(Records from a data collection)
• • •

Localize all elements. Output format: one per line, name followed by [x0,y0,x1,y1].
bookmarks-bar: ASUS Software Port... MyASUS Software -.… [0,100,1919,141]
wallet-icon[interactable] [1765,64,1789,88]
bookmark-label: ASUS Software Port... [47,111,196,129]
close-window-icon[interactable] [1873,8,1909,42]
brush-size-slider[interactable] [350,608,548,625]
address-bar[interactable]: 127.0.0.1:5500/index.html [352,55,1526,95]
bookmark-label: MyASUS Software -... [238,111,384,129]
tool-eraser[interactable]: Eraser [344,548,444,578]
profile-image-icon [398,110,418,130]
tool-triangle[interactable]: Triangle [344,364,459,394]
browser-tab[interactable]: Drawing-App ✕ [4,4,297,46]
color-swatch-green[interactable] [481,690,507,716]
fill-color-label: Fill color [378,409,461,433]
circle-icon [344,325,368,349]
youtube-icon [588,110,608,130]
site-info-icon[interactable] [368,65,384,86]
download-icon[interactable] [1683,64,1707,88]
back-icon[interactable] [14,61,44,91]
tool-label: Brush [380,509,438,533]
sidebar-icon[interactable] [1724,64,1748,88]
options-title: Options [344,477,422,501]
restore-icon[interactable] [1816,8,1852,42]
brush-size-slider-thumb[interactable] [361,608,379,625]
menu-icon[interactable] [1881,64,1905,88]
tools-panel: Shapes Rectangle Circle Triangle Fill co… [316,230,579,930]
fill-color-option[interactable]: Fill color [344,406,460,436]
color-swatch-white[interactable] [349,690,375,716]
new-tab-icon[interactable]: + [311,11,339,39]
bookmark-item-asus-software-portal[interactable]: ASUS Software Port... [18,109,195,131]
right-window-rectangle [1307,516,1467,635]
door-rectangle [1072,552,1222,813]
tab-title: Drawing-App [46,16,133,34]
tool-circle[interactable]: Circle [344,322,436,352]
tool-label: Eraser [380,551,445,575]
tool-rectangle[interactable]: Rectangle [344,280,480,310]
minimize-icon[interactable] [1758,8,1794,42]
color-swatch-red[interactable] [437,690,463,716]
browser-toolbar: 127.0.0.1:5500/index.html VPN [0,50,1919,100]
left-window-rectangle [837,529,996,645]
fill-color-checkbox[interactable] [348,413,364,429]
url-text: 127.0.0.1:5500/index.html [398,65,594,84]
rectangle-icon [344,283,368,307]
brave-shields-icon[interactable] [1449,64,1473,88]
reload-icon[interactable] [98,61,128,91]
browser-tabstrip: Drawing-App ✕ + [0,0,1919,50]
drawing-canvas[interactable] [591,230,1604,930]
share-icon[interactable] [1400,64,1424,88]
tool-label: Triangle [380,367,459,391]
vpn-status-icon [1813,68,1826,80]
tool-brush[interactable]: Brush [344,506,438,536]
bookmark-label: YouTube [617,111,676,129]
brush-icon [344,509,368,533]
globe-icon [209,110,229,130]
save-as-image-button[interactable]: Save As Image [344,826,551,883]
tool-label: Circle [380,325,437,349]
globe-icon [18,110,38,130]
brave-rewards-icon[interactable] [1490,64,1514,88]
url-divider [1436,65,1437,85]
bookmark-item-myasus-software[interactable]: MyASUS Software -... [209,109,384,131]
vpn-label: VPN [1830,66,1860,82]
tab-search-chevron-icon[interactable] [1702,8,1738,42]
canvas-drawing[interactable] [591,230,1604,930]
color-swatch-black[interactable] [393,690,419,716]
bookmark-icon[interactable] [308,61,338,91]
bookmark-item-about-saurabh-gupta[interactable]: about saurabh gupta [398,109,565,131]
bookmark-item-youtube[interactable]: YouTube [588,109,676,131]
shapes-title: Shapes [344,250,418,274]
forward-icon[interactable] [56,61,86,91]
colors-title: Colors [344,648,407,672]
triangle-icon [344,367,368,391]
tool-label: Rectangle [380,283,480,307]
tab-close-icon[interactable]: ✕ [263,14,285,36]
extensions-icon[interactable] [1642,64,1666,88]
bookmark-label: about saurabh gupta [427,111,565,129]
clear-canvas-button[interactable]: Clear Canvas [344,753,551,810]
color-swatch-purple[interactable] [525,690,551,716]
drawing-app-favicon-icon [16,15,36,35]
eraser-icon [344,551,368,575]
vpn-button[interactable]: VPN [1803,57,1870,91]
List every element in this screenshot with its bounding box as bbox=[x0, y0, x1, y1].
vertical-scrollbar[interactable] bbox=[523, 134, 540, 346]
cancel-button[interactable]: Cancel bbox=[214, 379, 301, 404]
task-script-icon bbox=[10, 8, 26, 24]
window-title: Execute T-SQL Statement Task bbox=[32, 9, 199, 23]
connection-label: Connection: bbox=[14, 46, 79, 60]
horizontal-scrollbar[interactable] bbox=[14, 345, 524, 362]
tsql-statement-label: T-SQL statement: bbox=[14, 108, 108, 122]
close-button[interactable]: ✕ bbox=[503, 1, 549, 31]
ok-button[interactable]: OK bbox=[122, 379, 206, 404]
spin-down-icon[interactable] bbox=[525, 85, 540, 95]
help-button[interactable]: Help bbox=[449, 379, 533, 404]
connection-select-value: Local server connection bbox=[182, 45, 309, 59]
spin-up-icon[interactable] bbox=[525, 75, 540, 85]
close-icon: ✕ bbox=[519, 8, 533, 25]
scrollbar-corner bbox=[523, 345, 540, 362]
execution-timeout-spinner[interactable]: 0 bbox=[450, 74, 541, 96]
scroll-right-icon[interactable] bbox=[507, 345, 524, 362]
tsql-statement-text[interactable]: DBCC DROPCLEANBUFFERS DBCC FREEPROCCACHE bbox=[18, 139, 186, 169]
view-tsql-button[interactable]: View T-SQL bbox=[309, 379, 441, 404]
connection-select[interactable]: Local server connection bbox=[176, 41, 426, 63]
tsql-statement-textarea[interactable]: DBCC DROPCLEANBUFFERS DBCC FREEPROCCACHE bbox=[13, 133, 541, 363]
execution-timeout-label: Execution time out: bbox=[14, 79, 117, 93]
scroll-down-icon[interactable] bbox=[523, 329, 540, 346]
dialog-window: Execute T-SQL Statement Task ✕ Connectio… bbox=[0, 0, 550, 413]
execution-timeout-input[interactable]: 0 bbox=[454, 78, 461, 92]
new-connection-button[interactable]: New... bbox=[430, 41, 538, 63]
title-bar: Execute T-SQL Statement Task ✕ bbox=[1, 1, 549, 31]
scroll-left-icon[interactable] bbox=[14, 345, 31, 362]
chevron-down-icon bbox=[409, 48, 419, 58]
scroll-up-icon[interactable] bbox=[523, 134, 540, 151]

• • •

* [Direction]:
Please render all the entries above as a JSON list of strings, with one string per line and no blank lines.

* [Answer for the task]:
[
  "Localize all elements. Output format: one per line, name followed by [x0,y0,x1,y1].",
  "bookmarks-bar: ASUS Software Port... MyASUS Software -.… [0,100,1919,141]",
  "wallet-icon[interactable] [1765,64,1789,88]",
  "bookmark-label: ASUS Software Port... [47,111,196,129]",
  "close-window-icon[interactable] [1873,8,1909,42]",
  "brush-size-slider[interactable] [350,608,548,625]",
  "address-bar[interactable]: 127.0.0.1:5500/index.html [352,55,1526,95]",
  "bookmark-label: MyASUS Software -... [238,111,384,129]",
  "tool-eraser[interactable]: Eraser [344,548,444,578]",
  "profile-image-icon [398,110,418,130]",
  "tool-triangle[interactable]: Triangle [344,364,459,394]",
  "browser-tab[interactable]: Drawing-App ✕ [4,4,297,46]",
  "color-swatch-green[interactable] [481,690,507,716]",
  "fill-color-label: Fill color [378,409,461,433]",
  "circle-icon [344,325,368,349]",
  "youtube-icon [588,110,608,130]",
  "site-info-icon[interactable] [368,65,384,86]",
  "download-icon[interactable] [1683,64,1707,88]",
  "back-icon[interactable] [14,61,44,91]",
  "tool-label: Brush [380,509,438,533]",
  "sidebar-icon[interactable] [1724,64,1748,88]",
  "options-title: Options [344,477,422,501]",
  "restore-icon[interactable] [1816,8,1852,42]",
  "brush-size-slider-thumb[interactable] [361,608,379,625]",
  "menu-icon[interactable] [1881,64,1905,88]",
  "tools-panel: Shapes Rectangle Circle Triangle Fill co… [316,230,579,930]",
  "fill-color-option[interactable]: Fill color [344,406,460,436]",
  "color-swatch-white[interactable] [349,690,375,716]",
  "new-tab-icon[interactable]: + [311,11,339,39]",
  "bookmark-item-asus-software-portal[interactable]: ASUS Software Port... [18,109,195,131]",
  "right-window-rectangle [1307,516,1467,635]",
  "door-rectangle [1072,552,1222,813]",
  "tab-title: Drawing-App [46,16,133,34]",
  "tool-circle[interactable]: Circle [344,322,436,352]",
  "tool-label: Eraser [380,551,445,575]",
  "tool-rectangle[interactable]: Rectangle [344,280,480,310]",
  "minimize-icon[interactable] [1758,8,1794,42]",
  "color-swatch-red[interactable] [437,690,463,716]",
  "browser-toolbar: 127.0.0.1:5500/index.html VPN [0,50,1919,100]",
  "left-window-rectangle [837,529,996,645]",
  "fill-color-checkbox[interactable] [348,413,364,429]",
  "url-text: 127.0.0.1:5500/index.html [398,65,594,84]",
  "rectangle-icon [344,283,368,307]",
  "brave-shields-icon[interactable] [1449,64,1473,88]",
  "reload-icon[interactable] [98,61,128,91]",
  "browser-tabstrip: Drawing-App ✕ + [0,0,1919,50]",
  "drawing-canvas[interactable] [591,230,1604,930]",
  "share-icon[interactable] [1400,64,1424,88]",
  "tool-label: Triangle [380,367,459,391]",
  "vpn-status-icon [1813,68,1826,80]",
  "tool-brush[interactable]: Brush [344,506,438,536]",
  "bookmark-label: YouTube [617,111,676,129]",
  "brush-icon [344,509,368,533]",
  "globe-icon [209,110,229,130]",
  "save-as-image-button[interactable]: Save As Image [344,826,551,883]",
  "tool-label: Circle [380,325,437,349]",
  "globe-icon [18,110,38,130]",
  "brave-rewards-icon[interactable] [1490,64,1514,88]",
  "url-divider [1436,65,1437,85]",
  "bookmark-item-myasus-software[interactable]: MyASUS Software -... [209,109,384,131]",
  "vpn-label: VPN [1830,66,1860,82]",
  "tab-search-chevron-icon[interactable] [1702,8,1738,42]",
  "canvas-drawing[interactable] [591,230,1604,930]",
  "color-swatch-black[interactable] [393,690,419,716]",
  "bookmark-icon[interactable] [308,61,338,91]",
  "bookmark-item-about-saurabh-gupta[interactable]: about saurabh gupta [398,109,565,131]",
  "bookmark-item-youtube[interactable]: YouTube [588,109,676,131]",
  "shapes-title: Shapes [344,250,418,274]",
  "forward-icon[interactable] [56,61,86,91]",
  "colors-title: Colors [344,648,407,672]",
  "triangle-icon [344,367,368,391]",
  "tool-label: Rectangle [380,283,480,307]",
  "tab-close-icon[interactable]: ✕ [263,14,285,36]",
  "extensions-icon[interactable] [1642,64,1666,88]",
  "bookmark-label: about saurabh gupta [427,111,565,129]",
  "clear-canvas-button[interactable]: Clear Canvas [344,753,551,810]",
  "color-swatch-purple[interactable] [525,690,551,716]",
  "drawing-app-favicon-icon [16,15,36,35]",
  "eraser-icon [344,551,368,575]",
  "vpn-button[interactable]: VPN [1803,57,1870,91]",
  "List every element in this screenshot with its bounding box as bbox=[x0, y0, x1, y1].",
  "vertical-scrollbar[interactable] bbox=[523, 134, 540, 346]",
  "cancel-button[interactable]: Cancel bbox=[214, 379, 301, 404]",
  "task-script-icon bbox=[10, 8, 26, 24]",
  "window-title: Execute T-SQL Statement Task bbox=[32, 9, 199, 23]",
  "connection-label: Connection: bbox=[14, 46, 79, 60]",
  "horizontal-scrollbar[interactable] bbox=[14, 345, 524, 362]",
  "tsql-statement-label: T-SQL statement: bbox=[14, 108, 108, 122]",
  "close-button[interactable]: ✕ bbox=[503, 1, 549, 31]",
  "ok-button[interactable]: OK bbox=[122, 379, 206, 404]",
  "spin-down-icon[interactable] bbox=[525, 85, 540, 95]",
  "help-button[interactable]: Help bbox=[449, 379, 533, 404]",
  "connection-select-value: Local server connection bbox=[182, 45, 309, 59]",
  "spin-up-icon[interactable] bbox=[525, 75, 540, 85]",
  "close-icon: ✕ bbox=[519, 8, 533, 25]",
  "scrollbar-corner bbox=[523, 345, 540, 362]",
  "execution-timeout-spinner[interactable]: 0 bbox=[450, 74, 541, 96]",
  "scroll-right-icon[interactable] bbox=[507, 345, 524, 362]",
  "tsql-statement-text[interactable]: DBCC DROPCLEANBUFFERS DBCC FREEPROCCACHE bbox=[18, 139, 186, 169]",
  "view-tsql-button[interactable]: View T-SQL bbox=[309, 379, 441, 404]",
  "connection-select[interactable]: Local server connection bbox=[176, 41, 426, 63]",
  "tsql-statement-textarea[interactable]: DBCC DROPCLEANBUFFERS DBCC FREEPROCCACHE bbox=[13, 133, 541, 363]",
  "execution-timeout-label: Execution time out: bbox=[14, 79, 117, 93]",
  "scroll-down-icon[interactable] bbox=[523, 329, 540, 346]",
  "dialog-window: Execute T-SQL Statement Task ✕ Connectio… bbox=[0, 0, 550, 413]",
  "execution-timeout-input[interactable]: 0 bbox=[454, 78, 461, 92]",
  "new-connection-button[interactable]: New... bbox=[430, 41, 538, 63]",
  "title-bar: Execute T-SQL Statement Task ✕ bbox=[1, 1, 549, 31]",
  "scroll-left-icon[interactable] bbox=[14, 345, 31, 362]",
  "chevron-down-icon bbox=[409, 48, 419, 58]",
  "scroll-up-icon[interactable] bbox=[523, 134, 540, 151]"
]